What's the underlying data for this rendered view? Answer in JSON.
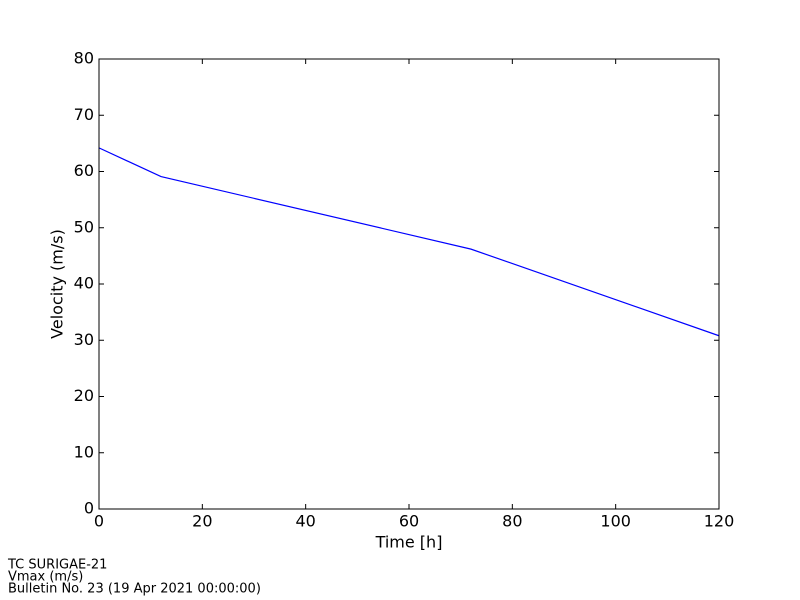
{
  "chart_data": {
    "type": "line",
    "x_label": "Time [h]",
    "y_label": "Velocity (m/s)",
    "x": [
      0,
      12,
      72,
      120
    ],
    "series": [
      {
        "name": "Vmax",
        "color": "#0000ff",
        "values": [
          64.2,
          59.1,
          46.2,
          30.8
        ]
      }
    ],
    "xlim": [
      0,
      120
    ],
    "xticks": [
      0,
      20,
      40,
      60,
      80,
      100,
      120
    ],
    "ylim": [
      0,
      80
    ],
    "yticks": [
      0,
      10,
      20,
      30,
      40,
      50,
      60,
      70,
      80
    ],
    "grid": false,
    "footer": [
      "TC SURIGAE-21",
      "Vmax (m/s)",
      "Bulletin No. 23 (19 Apr 2021  00:00:00)"
    ]
  }
}
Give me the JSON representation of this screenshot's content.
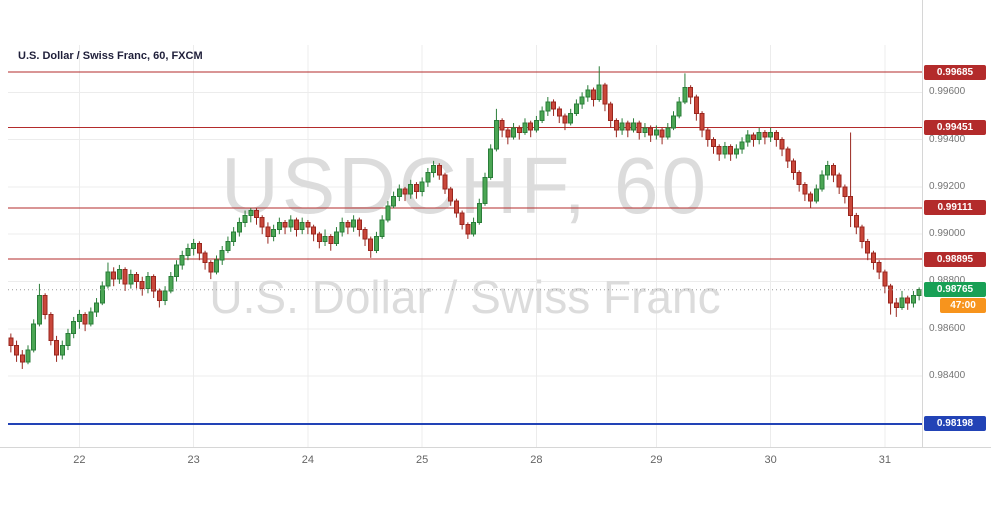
{
  "header": {
    "title": "U.S. Dollar / Swiss Franc, 60, FXCM"
  },
  "watermark": {
    "line1": "USDCHF, 60",
    "line2": "U.S. Dollar / Swiss Franc"
  },
  "colors": {
    "up_fill": "#4ba654",
    "up_border": "#2a7d39",
    "down_fill": "#c9473a",
    "down_border": "#99261e",
    "level_red": "#b32b2b",
    "level_blue": "#2243b6",
    "price_badge_bg": "#18a055",
    "countdown_badge_bg": "#f7941d",
    "grid": "#ececec",
    "separator": "#d6d6d6",
    "axis_text": "#757575",
    "watermark": "#dcdcdc",
    "current_price_line": "#999999"
  },
  "chart_data": {
    "type": "candlestick",
    "title": "U.S. Dollar / Swiss Franc, 60, FXCM",
    "symbol": "USDCHF",
    "timeframe_minutes": 60,
    "provider": "FXCM",
    "y_range": [
      0.981,
      0.998
    ],
    "y_axis_ticks": [
      0.984,
      0.986,
      0.988,
      0.99,
      0.992,
      0.994,
      0.996
    ],
    "x_tick_labels": [
      "22",
      "23",
      "24",
      "25",
      "28",
      "29",
      "30",
      "31"
    ],
    "x_tick_indices": [
      12,
      32,
      52,
      72,
      92,
      113,
      133,
      153
    ],
    "levels": [
      {
        "value": 0.99685,
        "color": "red"
      },
      {
        "value": 0.99451,
        "color": "red"
      },
      {
        "value": 0.99111,
        "color": "red"
      },
      {
        "value": 0.98895,
        "color": "red"
      },
      {
        "value": 0.98198,
        "color": "blue"
      }
    ],
    "current_price": 0.98765,
    "bar_countdown": "47:00",
    "candles_ohlc": [
      [
        0.9856,
        0.9858,
        0.985,
        0.9853
      ],
      [
        0.9853,
        0.9855,
        0.9846,
        0.9849
      ],
      [
        0.9849,
        0.9851,
        0.9843,
        0.9846
      ],
      [
        0.9846,
        0.9853,
        0.9845,
        0.9851
      ],
      [
        0.9851,
        0.9864,
        0.985,
        0.9862
      ],
      [
        0.9862,
        0.9879,
        0.9861,
        0.9874
      ],
      [
        0.9874,
        0.9875,
        0.9864,
        0.9866
      ],
      [
        0.9866,
        0.9867,
        0.9853,
        0.9855
      ],
      [
        0.9855,
        0.9857,
        0.9846,
        0.9849
      ],
      [
        0.9849,
        0.9855,
        0.9847,
        0.9853
      ],
      [
        0.9853,
        0.986,
        0.9851,
        0.9858
      ],
      [
        0.9858,
        0.9865,
        0.9856,
        0.9863
      ],
      [
        0.9863,
        0.9868,
        0.986,
        0.9866
      ],
      [
        0.9866,
        0.9867,
        0.9859,
        0.9862
      ],
      [
        0.9862,
        0.9869,
        0.9861,
        0.9867
      ],
      [
        0.9867,
        0.9873,
        0.9865,
        0.9871
      ],
      [
        0.9871,
        0.988,
        0.987,
        0.9878
      ],
      [
        0.9878,
        0.9888,
        0.9877,
        0.9884
      ],
      [
        0.9884,
        0.9886,
        0.9878,
        0.9881
      ],
      [
        0.9881,
        0.9887,
        0.9879,
        0.9885
      ],
      [
        0.9885,
        0.9886,
        0.9876,
        0.9879
      ],
      [
        0.9879,
        0.9885,
        0.9877,
        0.9883
      ],
      [
        0.9883,
        0.9884,
        0.9877,
        0.988
      ],
      [
        0.988,
        0.9882,
        0.9874,
        0.9877
      ],
      [
        0.9877,
        0.9884,
        0.9875,
        0.9882
      ],
      [
        0.9882,
        0.9883,
        0.9873,
        0.9876
      ],
      [
        0.9876,
        0.9877,
        0.9869,
        0.9872
      ],
      [
        0.9872,
        0.9878,
        0.987,
        0.9876
      ],
      [
        0.9876,
        0.9884,
        0.9875,
        0.9882
      ],
      [
        0.9882,
        0.9889,
        0.988,
        0.9887
      ],
      [
        0.9887,
        0.9893,
        0.9885,
        0.9891
      ],
      [
        0.9891,
        0.9896,
        0.9889,
        0.9894
      ],
      [
        0.9894,
        0.9898,
        0.9891,
        0.9896
      ],
      [
        0.9896,
        0.9897,
        0.9889,
        0.9892
      ],
      [
        0.9892,
        0.9893,
        0.9885,
        0.9888
      ],
      [
        0.9888,
        0.9889,
        0.9881,
        0.9884
      ],
      [
        0.9884,
        0.9891,
        0.9883,
        0.9889
      ],
      [
        0.9889,
        0.9895,
        0.9887,
        0.9893
      ],
      [
        0.9893,
        0.9899,
        0.9892,
        0.9897
      ],
      [
        0.9897,
        0.9903,
        0.9895,
        0.9901
      ],
      [
        0.9901,
        0.9907,
        0.9899,
        0.9905
      ],
      [
        0.9905,
        0.991,
        0.9903,
        0.9908
      ],
      [
        0.9908,
        0.9911,
        0.9905,
        0.991
      ],
      [
        0.991,
        0.9911,
        0.9904,
        0.9907
      ],
      [
        0.9907,
        0.9908,
        0.99,
        0.9903
      ],
      [
        0.9903,
        0.9905,
        0.9896,
        0.9899
      ],
      [
        0.9899,
        0.9904,
        0.9897,
        0.9902
      ],
      [
        0.9902,
        0.9907,
        0.99,
        0.9905
      ],
      [
        0.9905,
        0.9906,
        0.99,
        0.9903
      ],
      [
        0.9903,
        0.9908,
        0.9901,
        0.9906
      ],
      [
        0.9906,
        0.9907,
        0.9899,
        0.9902
      ],
      [
        0.9902,
        0.9907,
        0.99,
        0.9905
      ],
      [
        0.9905,
        0.9906,
        0.99,
        0.9903
      ],
      [
        0.9903,
        0.9904,
        0.9897,
        0.99
      ],
      [
        0.99,
        0.9901,
        0.9894,
        0.9897
      ],
      [
        0.9897,
        0.9902,
        0.9895,
        0.9899
      ],
      [
        0.9899,
        0.99,
        0.9893,
        0.9896
      ],
      [
        0.9896,
        0.9903,
        0.9895,
        0.9901
      ],
      [
        0.9901,
        0.9907,
        0.9899,
        0.9905
      ],
      [
        0.9905,
        0.9906,
        0.99,
        0.9903
      ],
      [
        0.9903,
        0.9908,
        0.9901,
        0.9906
      ],
      [
        0.9906,
        0.9907,
        0.9899,
        0.9902
      ],
      [
        0.9902,
        0.9903,
        0.9895,
        0.9898
      ],
      [
        0.9898,
        0.9899,
        0.989,
        0.9893
      ],
      [
        0.9893,
        0.9901,
        0.9892,
        0.9899
      ],
      [
        0.9899,
        0.9908,
        0.9898,
        0.9906
      ],
      [
        0.9906,
        0.9914,
        0.9905,
        0.9912
      ],
      [
        0.9912,
        0.9918,
        0.9911,
        0.9916
      ],
      [
        0.9916,
        0.9921,
        0.9914,
        0.9919
      ],
      [
        0.9919,
        0.992,
        0.9914,
        0.9917
      ],
      [
        0.9917,
        0.9923,
        0.9915,
        0.9921
      ],
      [
        0.9921,
        0.9922,
        0.9915,
        0.9918
      ],
      [
        0.9918,
        0.9924,
        0.9916,
        0.9922
      ],
      [
        0.9922,
        0.9928,
        0.992,
        0.9926
      ],
      [
        0.9926,
        0.9931,
        0.9924,
        0.9929
      ],
      [
        0.9929,
        0.993,
        0.9923,
        0.9925
      ],
      [
        0.9925,
        0.9926,
        0.9917,
        0.9919
      ],
      [
        0.9919,
        0.992,
        0.9912,
        0.9914
      ],
      [
        0.9914,
        0.9915,
        0.9907,
        0.9909
      ],
      [
        0.9909,
        0.991,
        0.9902,
        0.9904
      ],
      [
        0.9904,
        0.9905,
        0.9898,
        0.99
      ],
      [
        0.99,
        0.9907,
        0.9899,
        0.9905
      ],
      [
        0.9905,
        0.9915,
        0.9904,
        0.9913
      ],
      [
        0.9913,
        0.9926,
        0.9912,
        0.9924
      ],
      [
        0.9924,
        0.9938,
        0.9923,
        0.9936
      ],
      [
        0.9936,
        0.9953,
        0.9935,
        0.9948
      ],
      [
        0.9948,
        0.9949,
        0.9941,
        0.9944
      ],
      [
        0.9944,
        0.9945,
        0.9938,
        0.9941
      ],
      [
        0.9941,
        0.9947,
        0.994,
        0.9945
      ],
      [
        0.9945,
        0.9946,
        0.994,
        0.9943
      ],
      [
        0.9943,
        0.9949,
        0.9942,
        0.9947
      ],
      [
        0.9947,
        0.9948,
        0.9941,
        0.9944
      ],
      [
        0.9944,
        0.995,
        0.9943,
        0.9948
      ],
      [
        0.9948,
        0.9954,
        0.9947,
        0.9952
      ],
      [
        0.9952,
        0.9958,
        0.995,
        0.9956
      ],
      [
        0.9956,
        0.9957,
        0.995,
        0.9953
      ],
      [
        0.9953,
        0.9954,
        0.9947,
        0.995
      ],
      [
        0.995,
        0.9951,
        0.9944,
        0.9947
      ],
      [
        0.9947,
        0.9953,
        0.9946,
        0.9951
      ],
      [
        0.9951,
        0.9957,
        0.995,
        0.9955
      ],
      [
        0.9955,
        0.996,
        0.9953,
        0.9958
      ],
      [
        0.9958,
        0.9963,
        0.9956,
        0.9961
      ],
      [
        0.9961,
        0.9962,
        0.9954,
        0.9957
      ],
      [
        0.9957,
        0.9971,
        0.9956,
        0.9963
      ],
      [
        0.9963,
        0.9964,
        0.9952,
        0.9955
      ],
      [
        0.9955,
        0.9956,
        0.9945,
        0.9948
      ],
      [
        0.9948,
        0.9949,
        0.9941,
        0.9944
      ],
      [
        0.9944,
        0.9949,
        0.9942,
        0.9947
      ],
      [
        0.9947,
        0.9948,
        0.9941,
        0.9944
      ],
      [
        0.9944,
        0.9949,
        0.9943,
        0.9947
      ],
      [
        0.9947,
        0.9948,
        0.994,
        0.9943
      ],
      [
        0.9943,
        0.9947,
        0.9941,
        0.9945
      ],
      [
        0.9945,
        0.9946,
        0.9939,
        0.9942
      ],
      [
        0.9942,
        0.9946,
        0.994,
        0.9944
      ],
      [
        0.9944,
        0.9945,
        0.9938,
        0.9941
      ],
      [
        0.9941,
        0.9947,
        0.994,
        0.9945
      ],
      [
        0.9945,
        0.9952,
        0.9944,
        0.995
      ],
      [
        0.995,
        0.9958,
        0.9949,
        0.9956
      ],
      [
        0.9956,
        0.9968,
        0.9955,
        0.9962
      ],
      [
        0.9962,
        0.9963,
        0.9955,
        0.9958
      ],
      [
        0.9958,
        0.9959,
        0.9948,
        0.9951
      ],
      [
        0.9951,
        0.9952,
        0.9941,
        0.9944
      ],
      [
        0.9944,
        0.9945,
        0.9937,
        0.994
      ],
      [
        0.994,
        0.9941,
        0.9934,
        0.9937
      ],
      [
        0.9937,
        0.9938,
        0.9931,
        0.9934
      ],
      [
        0.9934,
        0.9939,
        0.9932,
        0.9937
      ],
      [
        0.9937,
        0.9938,
        0.9931,
        0.9934
      ],
      [
        0.9934,
        0.9938,
        0.9932,
        0.9936
      ],
      [
        0.9936,
        0.9941,
        0.9934,
        0.9939
      ],
      [
        0.9939,
        0.9944,
        0.9937,
        0.9942
      ],
      [
        0.9942,
        0.9943,
        0.9937,
        0.994
      ],
      [
        0.994,
        0.9945,
        0.9938,
        0.9943
      ],
      [
        0.9943,
        0.9944,
        0.9938,
        0.9941
      ],
      [
        0.9941,
        0.9945,
        0.9939,
        0.9943
      ],
      [
        0.9943,
        0.9944,
        0.9937,
        0.994
      ],
      [
        0.994,
        0.9941,
        0.9933,
        0.9936
      ],
      [
        0.9936,
        0.9937,
        0.9928,
        0.9931
      ],
      [
        0.9931,
        0.9932,
        0.9923,
        0.9926
      ],
      [
        0.9926,
        0.9927,
        0.9918,
        0.9921
      ],
      [
        0.9921,
        0.9922,
        0.9914,
        0.9917
      ],
      [
        0.9917,
        0.9918,
        0.9911,
        0.9914
      ],
      [
        0.9914,
        0.9921,
        0.9913,
        0.9919
      ],
      [
        0.9919,
        0.9927,
        0.9918,
        0.9925
      ],
      [
        0.9925,
        0.9931,
        0.9923,
        0.9929
      ],
      [
        0.9929,
        0.993,
        0.9922,
        0.9925
      ],
      [
        0.9925,
        0.9926,
        0.9917,
        0.992
      ],
      [
        0.992,
        0.9921,
        0.9913,
        0.9916
      ],
      [
        0.9916,
        0.9943,
        0.9903,
        0.9908
      ],
      [
        0.9908,
        0.9909,
        0.99,
        0.9903
      ],
      [
        0.9903,
        0.9904,
        0.9894,
        0.9897
      ],
      [
        0.9897,
        0.9898,
        0.9889,
        0.9892
      ],
      [
        0.9892,
        0.9893,
        0.9885,
        0.9888
      ],
      [
        0.9888,
        0.9889,
        0.9881,
        0.9884
      ],
      [
        0.9884,
        0.9885,
        0.9875,
        0.9878
      ],
      [
        0.9878,
        0.9879,
        0.9866,
        0.9871
      ],
      [
        0.9871,
        0.9873,
        0.9865,
        0.9869
      ],
      [
        0.9869,
        0.9876,
        0.9868,
        0.9873
      ],
      [
        0.9873,
        0.9874,
        0.9868,
        0.9871
      ],
      [
        0.9871,
        0.9876,
        0.9869,
        0.9874
      ],
      [
        0.9874,
        0.98775,
        0.9872,
        0.98765
      ]
    ]
  }
}
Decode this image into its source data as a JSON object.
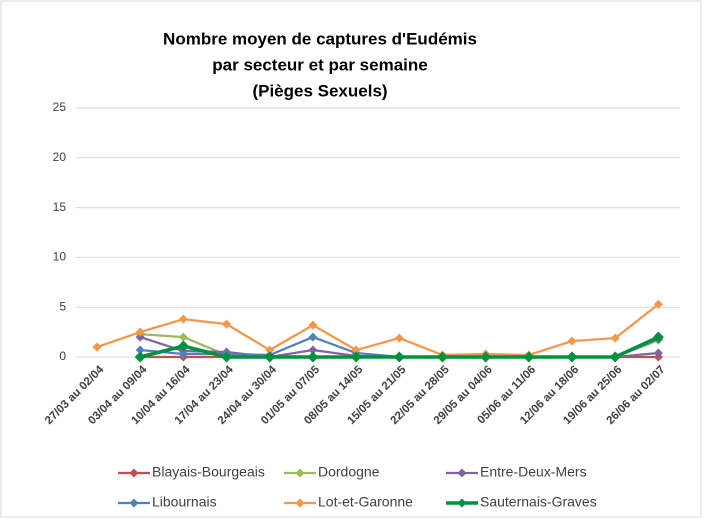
● ● ● ● ● ● ●
Exercise prompt:
Among the entries, how many lines include the word "FXCM"? Answer with a single number and nothing further.

Task result:
3